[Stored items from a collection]
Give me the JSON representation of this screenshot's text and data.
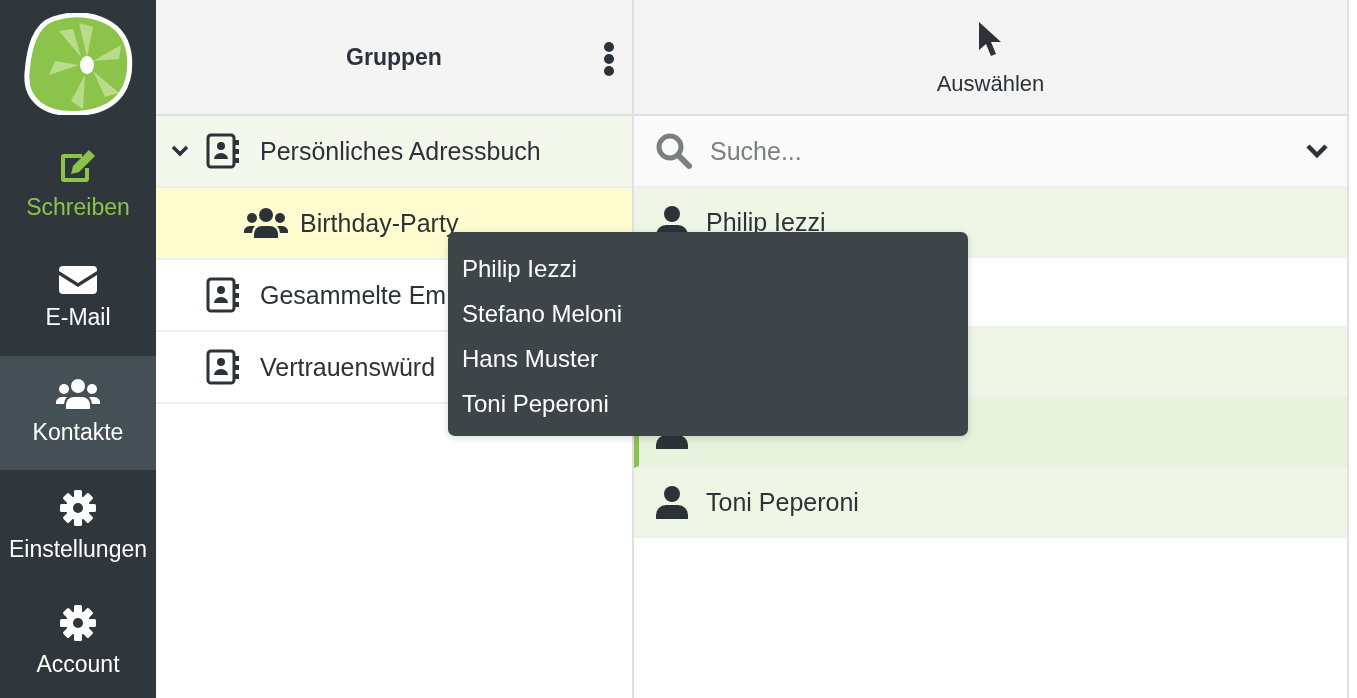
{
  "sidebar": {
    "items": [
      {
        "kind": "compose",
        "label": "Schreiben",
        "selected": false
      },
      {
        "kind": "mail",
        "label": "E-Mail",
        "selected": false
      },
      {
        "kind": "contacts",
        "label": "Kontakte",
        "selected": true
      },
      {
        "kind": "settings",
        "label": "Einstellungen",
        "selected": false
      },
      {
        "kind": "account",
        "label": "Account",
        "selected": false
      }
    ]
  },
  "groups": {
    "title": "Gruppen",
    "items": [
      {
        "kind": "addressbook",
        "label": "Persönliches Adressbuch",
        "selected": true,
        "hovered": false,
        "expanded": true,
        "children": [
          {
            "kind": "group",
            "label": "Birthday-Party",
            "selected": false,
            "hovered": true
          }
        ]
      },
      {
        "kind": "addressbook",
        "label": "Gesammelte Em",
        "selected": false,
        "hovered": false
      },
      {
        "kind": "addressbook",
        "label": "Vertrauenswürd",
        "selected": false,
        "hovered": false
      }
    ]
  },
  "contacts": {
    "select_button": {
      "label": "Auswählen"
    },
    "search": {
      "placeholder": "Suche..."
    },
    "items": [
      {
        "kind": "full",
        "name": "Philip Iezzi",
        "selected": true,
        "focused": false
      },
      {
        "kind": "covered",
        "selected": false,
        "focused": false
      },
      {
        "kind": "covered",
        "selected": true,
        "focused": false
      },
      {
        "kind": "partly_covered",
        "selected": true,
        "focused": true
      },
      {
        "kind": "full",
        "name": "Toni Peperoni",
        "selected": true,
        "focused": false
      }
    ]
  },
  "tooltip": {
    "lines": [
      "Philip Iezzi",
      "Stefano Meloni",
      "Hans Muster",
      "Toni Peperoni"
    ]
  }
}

#### Problem requirements
Repeat the listing verbatim. Skip the pictures.

#### Solution for this exercise
Give me the JSON representation of this screenshot's text and data.
{
  "sidebar": {
    "items": [
      {
        "kind": "compose",
        "label": "Schreiben",
        "selected": false
      },
      {
        "kind": "mail",
        "label": "E-Mail",
        "selected": false
      },
      {
        "kind": "contacts",
        "label": "Kontakte",
        "selected": true
      },
      {
        "kind": "settings",
        "label": "Einstellungen",
        "selected": false
      },
      {
        "kind": "account",
        "label": "Account",
        "selected": false
      }
    ]
  },
  "groups": {
    "title": "Gruppen",
    "items": [
      {
        "kind": "addressbook",
        "label": "Persönliches Adressbuch",
        "selected": true,
        "hovered": false,
        "expanded": true,
        "children": [
          {
            "kind": "group",
            "label": "Birthday-Party",
            "selected": false,
            "hovered": true
          }
        ]
      },
      {
        "kind": "addressbook",
        "label": "Gesammelte Em",
        "selected": false,
        "hovered": false
      },
      {
        "kind": "addressbook",
        "label": "Vertrauenswürd",
        "selected": false,
        "hovered": false
      }
    ]
  },
  "contacts": {
    "select_button": {
      "label": "Auswählen"
    },
    "search": {
      "placeholder": "Suche..."
    },
    "items": [
      {
        "kind": "full",
        "name": "Philip Iezzi",
        "selected": true,
        "focused": false
      },
      {
        "kind": "covered",
        "selected": false,
        "focused": false
      },
      {
        "kind": "covered",
        "selected": true,
        "focused": false
      },
      {
        "kind": "partly_covered",
        "selected": true,
        "focused": true
      },
      {
        "kind": "full",
        "name": "Toni Peperoni",
        "selected": true,
        "focused": false
      }
    ]
  },
  "tooltip": {
    "lines": [
      "Philip Iezzi",
      "Stefano Meloni",
      "Hans Muster",
      "Toni Peperoni"
    ]
  }
}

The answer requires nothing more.